TASK BRIEF.
Repeat the lines beginning at the one with "Convert this document image to plain text." and running to the end of the material, keeping the first and last of them, exactly as they appear.

[Begin]

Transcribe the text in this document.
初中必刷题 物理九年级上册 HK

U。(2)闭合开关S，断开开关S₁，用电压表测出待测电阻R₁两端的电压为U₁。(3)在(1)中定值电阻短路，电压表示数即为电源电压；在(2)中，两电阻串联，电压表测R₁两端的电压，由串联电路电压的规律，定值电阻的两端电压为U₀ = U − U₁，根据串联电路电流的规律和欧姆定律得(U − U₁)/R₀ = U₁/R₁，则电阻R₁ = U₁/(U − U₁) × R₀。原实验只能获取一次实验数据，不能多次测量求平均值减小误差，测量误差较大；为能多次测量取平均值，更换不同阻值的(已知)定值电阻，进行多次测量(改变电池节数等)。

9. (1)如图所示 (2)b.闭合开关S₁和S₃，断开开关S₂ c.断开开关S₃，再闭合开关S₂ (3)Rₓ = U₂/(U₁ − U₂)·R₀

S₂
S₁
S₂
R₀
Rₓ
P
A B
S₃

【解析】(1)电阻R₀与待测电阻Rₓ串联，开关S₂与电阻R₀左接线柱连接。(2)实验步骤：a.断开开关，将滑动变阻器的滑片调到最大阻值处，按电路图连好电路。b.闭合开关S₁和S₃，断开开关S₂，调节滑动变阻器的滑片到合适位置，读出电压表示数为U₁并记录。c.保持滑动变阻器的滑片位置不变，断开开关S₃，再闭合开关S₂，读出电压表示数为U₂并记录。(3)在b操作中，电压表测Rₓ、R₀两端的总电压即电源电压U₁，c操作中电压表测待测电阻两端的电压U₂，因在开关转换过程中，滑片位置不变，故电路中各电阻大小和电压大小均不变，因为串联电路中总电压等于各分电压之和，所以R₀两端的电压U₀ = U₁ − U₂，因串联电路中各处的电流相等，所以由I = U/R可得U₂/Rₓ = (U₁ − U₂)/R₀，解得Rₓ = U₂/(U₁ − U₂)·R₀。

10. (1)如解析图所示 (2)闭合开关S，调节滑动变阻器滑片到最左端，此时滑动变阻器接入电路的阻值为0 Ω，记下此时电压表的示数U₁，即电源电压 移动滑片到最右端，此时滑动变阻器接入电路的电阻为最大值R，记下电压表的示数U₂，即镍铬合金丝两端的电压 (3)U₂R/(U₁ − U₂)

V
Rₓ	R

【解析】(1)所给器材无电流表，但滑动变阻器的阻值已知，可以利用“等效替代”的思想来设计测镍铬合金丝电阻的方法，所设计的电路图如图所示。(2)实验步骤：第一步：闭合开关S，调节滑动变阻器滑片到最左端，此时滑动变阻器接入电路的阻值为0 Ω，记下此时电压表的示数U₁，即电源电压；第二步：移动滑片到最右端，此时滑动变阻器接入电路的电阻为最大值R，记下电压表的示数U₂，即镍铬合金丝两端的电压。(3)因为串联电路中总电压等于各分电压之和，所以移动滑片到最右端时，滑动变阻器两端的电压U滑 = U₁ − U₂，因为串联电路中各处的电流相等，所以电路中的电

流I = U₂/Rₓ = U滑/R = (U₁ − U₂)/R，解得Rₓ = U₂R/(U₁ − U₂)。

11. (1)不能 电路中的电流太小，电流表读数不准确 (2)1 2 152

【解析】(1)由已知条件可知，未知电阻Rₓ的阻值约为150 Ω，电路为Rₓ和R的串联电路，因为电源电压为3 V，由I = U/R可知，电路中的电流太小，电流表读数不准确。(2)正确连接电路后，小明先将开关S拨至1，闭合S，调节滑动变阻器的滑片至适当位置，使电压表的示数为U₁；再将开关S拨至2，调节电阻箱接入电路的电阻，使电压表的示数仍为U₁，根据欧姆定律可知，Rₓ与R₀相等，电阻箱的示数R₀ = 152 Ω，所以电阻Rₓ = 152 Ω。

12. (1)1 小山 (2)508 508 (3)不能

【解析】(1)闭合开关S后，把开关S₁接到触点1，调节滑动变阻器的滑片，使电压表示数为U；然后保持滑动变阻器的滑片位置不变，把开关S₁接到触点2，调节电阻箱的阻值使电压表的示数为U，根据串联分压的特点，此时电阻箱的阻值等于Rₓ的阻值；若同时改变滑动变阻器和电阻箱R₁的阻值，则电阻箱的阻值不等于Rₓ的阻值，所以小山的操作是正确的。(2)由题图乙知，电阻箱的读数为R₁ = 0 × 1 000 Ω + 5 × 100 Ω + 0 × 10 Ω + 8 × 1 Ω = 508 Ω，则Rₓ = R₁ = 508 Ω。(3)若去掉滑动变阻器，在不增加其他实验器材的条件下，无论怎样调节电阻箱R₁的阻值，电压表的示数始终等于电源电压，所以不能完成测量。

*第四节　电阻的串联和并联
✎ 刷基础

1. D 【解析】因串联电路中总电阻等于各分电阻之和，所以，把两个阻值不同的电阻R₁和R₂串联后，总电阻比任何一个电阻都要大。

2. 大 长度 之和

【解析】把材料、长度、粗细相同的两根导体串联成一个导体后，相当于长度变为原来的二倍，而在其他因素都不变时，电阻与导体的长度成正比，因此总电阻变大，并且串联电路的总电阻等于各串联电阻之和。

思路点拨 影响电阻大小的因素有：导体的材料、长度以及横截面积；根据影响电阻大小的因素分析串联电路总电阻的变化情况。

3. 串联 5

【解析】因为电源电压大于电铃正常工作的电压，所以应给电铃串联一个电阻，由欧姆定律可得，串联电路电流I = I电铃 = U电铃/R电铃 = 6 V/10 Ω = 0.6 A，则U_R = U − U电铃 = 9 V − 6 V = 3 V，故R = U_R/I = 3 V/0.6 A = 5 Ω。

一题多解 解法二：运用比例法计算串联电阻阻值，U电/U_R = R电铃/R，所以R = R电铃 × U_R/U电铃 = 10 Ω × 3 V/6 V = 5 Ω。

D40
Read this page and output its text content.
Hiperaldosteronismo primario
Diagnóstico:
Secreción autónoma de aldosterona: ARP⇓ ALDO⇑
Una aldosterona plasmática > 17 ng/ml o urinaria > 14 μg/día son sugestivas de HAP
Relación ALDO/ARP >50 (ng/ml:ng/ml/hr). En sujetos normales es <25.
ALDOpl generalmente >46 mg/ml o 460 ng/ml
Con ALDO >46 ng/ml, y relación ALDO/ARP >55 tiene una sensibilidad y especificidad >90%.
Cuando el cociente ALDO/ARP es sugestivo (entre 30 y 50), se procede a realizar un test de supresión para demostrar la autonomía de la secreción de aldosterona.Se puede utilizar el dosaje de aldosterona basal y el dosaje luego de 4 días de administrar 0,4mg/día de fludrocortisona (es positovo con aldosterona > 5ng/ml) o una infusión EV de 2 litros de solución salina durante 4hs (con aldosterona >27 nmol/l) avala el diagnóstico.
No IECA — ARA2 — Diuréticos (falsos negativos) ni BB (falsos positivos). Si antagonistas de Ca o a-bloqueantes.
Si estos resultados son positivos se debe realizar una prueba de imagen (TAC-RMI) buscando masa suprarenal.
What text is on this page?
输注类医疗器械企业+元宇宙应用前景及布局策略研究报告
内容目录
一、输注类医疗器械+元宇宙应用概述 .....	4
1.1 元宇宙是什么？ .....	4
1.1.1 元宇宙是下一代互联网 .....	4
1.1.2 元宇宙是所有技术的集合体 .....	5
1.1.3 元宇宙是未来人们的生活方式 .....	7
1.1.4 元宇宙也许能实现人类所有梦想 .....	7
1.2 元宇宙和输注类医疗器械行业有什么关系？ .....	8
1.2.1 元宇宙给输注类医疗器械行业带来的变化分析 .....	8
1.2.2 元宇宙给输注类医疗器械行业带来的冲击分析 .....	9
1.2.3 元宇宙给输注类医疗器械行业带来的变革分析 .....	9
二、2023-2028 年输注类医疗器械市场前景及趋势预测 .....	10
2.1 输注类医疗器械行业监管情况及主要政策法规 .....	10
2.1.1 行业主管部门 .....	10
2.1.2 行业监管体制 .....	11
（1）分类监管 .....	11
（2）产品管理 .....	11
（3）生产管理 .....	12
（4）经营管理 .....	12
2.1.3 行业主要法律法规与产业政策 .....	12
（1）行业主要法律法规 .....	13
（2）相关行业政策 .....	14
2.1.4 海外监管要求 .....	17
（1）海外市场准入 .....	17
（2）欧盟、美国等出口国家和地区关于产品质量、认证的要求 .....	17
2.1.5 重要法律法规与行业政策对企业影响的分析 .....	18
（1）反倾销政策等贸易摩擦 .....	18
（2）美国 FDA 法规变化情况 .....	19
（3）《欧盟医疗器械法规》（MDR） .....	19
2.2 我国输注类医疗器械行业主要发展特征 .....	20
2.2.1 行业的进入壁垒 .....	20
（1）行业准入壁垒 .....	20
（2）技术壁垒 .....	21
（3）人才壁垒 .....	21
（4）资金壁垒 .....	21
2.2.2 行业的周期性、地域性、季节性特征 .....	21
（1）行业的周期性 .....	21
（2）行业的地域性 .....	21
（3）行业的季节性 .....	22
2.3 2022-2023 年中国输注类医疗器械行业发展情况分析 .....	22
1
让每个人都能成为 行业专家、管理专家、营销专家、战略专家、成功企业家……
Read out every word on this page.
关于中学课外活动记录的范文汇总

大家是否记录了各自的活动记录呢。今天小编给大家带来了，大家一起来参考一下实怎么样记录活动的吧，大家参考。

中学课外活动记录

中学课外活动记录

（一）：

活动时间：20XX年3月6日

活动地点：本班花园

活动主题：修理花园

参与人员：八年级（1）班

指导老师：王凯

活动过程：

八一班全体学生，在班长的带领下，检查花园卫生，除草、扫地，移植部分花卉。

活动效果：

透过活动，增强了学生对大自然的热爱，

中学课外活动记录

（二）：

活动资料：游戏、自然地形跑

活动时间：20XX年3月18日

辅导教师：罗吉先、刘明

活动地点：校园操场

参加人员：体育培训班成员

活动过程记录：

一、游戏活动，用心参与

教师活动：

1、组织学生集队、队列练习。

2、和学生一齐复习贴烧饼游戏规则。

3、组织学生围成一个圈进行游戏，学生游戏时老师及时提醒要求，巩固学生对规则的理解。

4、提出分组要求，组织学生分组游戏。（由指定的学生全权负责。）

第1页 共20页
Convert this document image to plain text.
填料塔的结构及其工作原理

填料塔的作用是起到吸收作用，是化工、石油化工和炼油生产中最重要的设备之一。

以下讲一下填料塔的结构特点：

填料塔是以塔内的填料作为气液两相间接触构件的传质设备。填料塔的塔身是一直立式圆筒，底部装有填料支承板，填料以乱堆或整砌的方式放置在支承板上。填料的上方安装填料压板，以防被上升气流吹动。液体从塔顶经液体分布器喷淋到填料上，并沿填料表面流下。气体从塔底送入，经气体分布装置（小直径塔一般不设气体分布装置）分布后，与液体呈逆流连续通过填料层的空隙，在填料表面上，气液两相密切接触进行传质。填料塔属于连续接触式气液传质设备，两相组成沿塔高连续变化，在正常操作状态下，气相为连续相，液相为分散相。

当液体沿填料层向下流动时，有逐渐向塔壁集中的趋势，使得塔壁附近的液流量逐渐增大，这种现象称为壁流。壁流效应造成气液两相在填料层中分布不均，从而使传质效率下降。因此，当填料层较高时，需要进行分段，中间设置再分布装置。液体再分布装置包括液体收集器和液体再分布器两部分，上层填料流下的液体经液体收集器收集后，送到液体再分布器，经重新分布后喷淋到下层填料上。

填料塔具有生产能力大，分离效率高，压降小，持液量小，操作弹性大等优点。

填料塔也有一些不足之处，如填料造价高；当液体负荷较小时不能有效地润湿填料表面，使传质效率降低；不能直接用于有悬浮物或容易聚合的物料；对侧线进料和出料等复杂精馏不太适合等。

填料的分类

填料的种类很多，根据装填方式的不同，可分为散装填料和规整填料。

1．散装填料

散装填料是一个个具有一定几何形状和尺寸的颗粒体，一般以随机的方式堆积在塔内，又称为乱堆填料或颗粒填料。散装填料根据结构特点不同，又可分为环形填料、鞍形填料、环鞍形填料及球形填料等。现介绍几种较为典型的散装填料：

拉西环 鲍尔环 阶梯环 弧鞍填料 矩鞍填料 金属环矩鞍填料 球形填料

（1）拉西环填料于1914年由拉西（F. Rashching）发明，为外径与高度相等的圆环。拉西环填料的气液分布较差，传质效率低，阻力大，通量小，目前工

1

[End]

COMPLETE ANSWER.
Convert this document image to plain text.
填料塔的结构及其工作原理

填料塔的作用是起到吸收作用，是化工、石油化工和炼油生产中最重要的设备之一。

以下讲一下填料塔的结构特点：

填料塔是以塔内的填料作为气液两相间接触构件的传质设备。填料塔的塔身是一直立式圆筒，底部装有填料支承板，填料以乱堆或整砌的方式放置在支承板上。填料的上方安装填料压板，以防被上升气流吹动。液体从塔顶经液体分布器喷淋到填料上，并沿填料表面流下。气体从塔底送入，经气体分布装置（小直径塔一般不设气体分布装置）分布后，与液体呈逆流连续通过填料层的空隙，在填料表面上，气液两相密切接触进行传质。填料塔属于连续接触式气液传质设备，两相组成沿塔高连续变化，在正常操作状态下，气相为连续相，液相为分散相。

当液体沿填料层向下流动时，有逐渐向塔壁集中的趋势，使得塔壁附近的液流量逐渐增大，这种现象称为壁流。壁流效应造成气液两相在填料层中分布不均，从而使传质效率下降。因此，当填料层较高时，需要进行分段，中间设置再分布装置。液体再分布装置包括液体收集器和液体再分布器两部分，上层填料流下的液体经液体收集器收集后，送到液体再分布器，经重新分布后喷淋到下层填料上。

填料塔具有生产能力大，分离效率高，压降小，持液量小，操作弹性大等优点。

填料塔也有一些不足之处，如填料造价高；当液体负荷较小时不能有效地润湿填料表面，使传质效率降低；不能直接用于有悬浮物或容易聚合的物料；对侧线进料和出料等复杂精馏不太适合等。

填料的分类

填料的种类很多，根据装填方式的不同，可分为散装填料和规整填料。

1．散装填料

散装填料是一个个具有一定几何形状和尺寸的颗粒体，一般以随机的方式堆积在塔内，又称为乱堆填料或颗粒填料。散装填料根据结构特点不同，又可分为环形填料、鞍形填料、环鞍形填料及球形填料等。现介绍几种较为典型的散装填料：

拉西环 鲍尔环 阶梯环 弧鞍填料 矩鞍填料 金属环矩鞍填料 球形填料

（1）拉西环填料于1914年由拉西（F. Rashching）发明，为外径与高度相等的圆环。拉西环填料的气液分布较差，传质效率低，阻力大，通量小，目前工

1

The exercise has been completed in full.